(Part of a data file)
---*---

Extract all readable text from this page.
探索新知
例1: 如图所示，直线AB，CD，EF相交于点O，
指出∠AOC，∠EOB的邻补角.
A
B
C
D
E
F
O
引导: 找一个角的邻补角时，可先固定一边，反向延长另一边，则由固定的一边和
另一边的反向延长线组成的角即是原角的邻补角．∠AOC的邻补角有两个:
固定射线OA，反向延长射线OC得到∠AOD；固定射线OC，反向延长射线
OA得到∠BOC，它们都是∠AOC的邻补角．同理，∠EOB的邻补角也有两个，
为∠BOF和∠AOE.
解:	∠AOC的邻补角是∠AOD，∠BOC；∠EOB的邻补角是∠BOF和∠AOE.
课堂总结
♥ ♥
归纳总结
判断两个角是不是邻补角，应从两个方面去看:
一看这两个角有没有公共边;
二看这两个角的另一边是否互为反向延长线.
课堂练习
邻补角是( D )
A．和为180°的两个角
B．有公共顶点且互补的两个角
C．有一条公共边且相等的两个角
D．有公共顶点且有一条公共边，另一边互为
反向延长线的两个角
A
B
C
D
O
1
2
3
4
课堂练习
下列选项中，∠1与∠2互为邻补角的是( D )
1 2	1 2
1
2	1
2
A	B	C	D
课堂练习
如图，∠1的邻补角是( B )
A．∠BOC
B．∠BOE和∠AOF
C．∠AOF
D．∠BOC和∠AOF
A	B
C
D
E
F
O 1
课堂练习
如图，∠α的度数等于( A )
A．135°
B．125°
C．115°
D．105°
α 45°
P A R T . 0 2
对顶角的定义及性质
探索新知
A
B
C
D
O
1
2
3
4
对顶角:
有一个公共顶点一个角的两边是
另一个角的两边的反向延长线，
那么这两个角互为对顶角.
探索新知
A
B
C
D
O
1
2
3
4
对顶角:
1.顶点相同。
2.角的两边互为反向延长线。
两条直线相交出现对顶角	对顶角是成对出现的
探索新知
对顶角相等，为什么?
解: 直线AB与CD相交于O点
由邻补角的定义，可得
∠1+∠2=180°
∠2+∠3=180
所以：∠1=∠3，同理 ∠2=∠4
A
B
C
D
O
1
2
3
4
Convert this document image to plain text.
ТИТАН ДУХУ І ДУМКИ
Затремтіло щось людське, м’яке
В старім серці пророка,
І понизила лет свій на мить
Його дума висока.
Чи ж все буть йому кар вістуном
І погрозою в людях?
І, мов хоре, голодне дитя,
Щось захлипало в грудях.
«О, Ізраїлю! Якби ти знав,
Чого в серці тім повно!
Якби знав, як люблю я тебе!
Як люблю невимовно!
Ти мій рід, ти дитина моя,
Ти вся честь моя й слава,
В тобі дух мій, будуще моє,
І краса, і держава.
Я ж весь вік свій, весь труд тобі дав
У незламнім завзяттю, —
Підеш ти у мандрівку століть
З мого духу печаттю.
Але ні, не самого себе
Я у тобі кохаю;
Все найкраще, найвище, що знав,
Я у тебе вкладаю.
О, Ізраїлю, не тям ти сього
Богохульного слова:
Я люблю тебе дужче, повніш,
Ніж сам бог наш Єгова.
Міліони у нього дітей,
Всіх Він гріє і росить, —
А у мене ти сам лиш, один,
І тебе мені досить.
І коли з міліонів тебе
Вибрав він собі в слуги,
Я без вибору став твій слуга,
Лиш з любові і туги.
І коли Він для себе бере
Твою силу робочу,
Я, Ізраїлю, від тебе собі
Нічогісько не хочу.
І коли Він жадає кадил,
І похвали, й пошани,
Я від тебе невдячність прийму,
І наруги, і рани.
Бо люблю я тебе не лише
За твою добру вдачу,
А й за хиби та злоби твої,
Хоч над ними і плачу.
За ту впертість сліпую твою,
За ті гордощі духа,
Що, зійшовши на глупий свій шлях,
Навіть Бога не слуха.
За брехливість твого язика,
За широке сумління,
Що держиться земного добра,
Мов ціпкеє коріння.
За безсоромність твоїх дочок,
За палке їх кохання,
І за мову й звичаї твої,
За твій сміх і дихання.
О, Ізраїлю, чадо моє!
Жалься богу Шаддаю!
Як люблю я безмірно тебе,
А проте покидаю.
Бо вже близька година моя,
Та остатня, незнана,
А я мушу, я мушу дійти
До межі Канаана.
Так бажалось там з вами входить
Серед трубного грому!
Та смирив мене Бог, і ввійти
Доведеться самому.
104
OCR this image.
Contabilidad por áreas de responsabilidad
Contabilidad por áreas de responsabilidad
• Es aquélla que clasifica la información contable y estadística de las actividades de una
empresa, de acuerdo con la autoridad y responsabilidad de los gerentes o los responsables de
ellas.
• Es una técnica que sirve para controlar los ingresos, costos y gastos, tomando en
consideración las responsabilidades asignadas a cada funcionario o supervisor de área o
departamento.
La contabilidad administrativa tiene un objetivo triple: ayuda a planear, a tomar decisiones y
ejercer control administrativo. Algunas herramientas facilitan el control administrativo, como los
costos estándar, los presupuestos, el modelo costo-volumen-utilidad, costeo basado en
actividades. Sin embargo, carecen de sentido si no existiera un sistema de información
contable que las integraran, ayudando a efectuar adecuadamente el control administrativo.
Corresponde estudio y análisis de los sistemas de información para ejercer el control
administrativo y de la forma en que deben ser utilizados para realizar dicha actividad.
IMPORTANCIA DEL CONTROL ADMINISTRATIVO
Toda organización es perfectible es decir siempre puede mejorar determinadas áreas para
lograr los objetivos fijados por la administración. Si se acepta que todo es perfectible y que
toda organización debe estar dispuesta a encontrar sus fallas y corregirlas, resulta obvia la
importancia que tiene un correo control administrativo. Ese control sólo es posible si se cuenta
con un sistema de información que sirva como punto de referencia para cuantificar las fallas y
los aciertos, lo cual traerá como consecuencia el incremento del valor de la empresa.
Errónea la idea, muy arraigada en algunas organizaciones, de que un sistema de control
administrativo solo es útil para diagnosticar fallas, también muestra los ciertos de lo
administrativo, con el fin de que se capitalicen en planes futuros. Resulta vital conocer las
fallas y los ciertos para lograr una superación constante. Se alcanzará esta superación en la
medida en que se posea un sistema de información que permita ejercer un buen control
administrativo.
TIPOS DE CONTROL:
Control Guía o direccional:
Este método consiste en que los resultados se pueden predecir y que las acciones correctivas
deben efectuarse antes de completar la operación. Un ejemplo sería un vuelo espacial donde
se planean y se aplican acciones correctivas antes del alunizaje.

---*---

• _Required work_
Show each line holding the word "люблю".

• _Task result_
Якби знав, як люблю я тебе!
Як люблю невимовно!
Я люблю тебе дужче, повніш,
Бо люблю я тебе не лише
Як люблю я безмірно тебе,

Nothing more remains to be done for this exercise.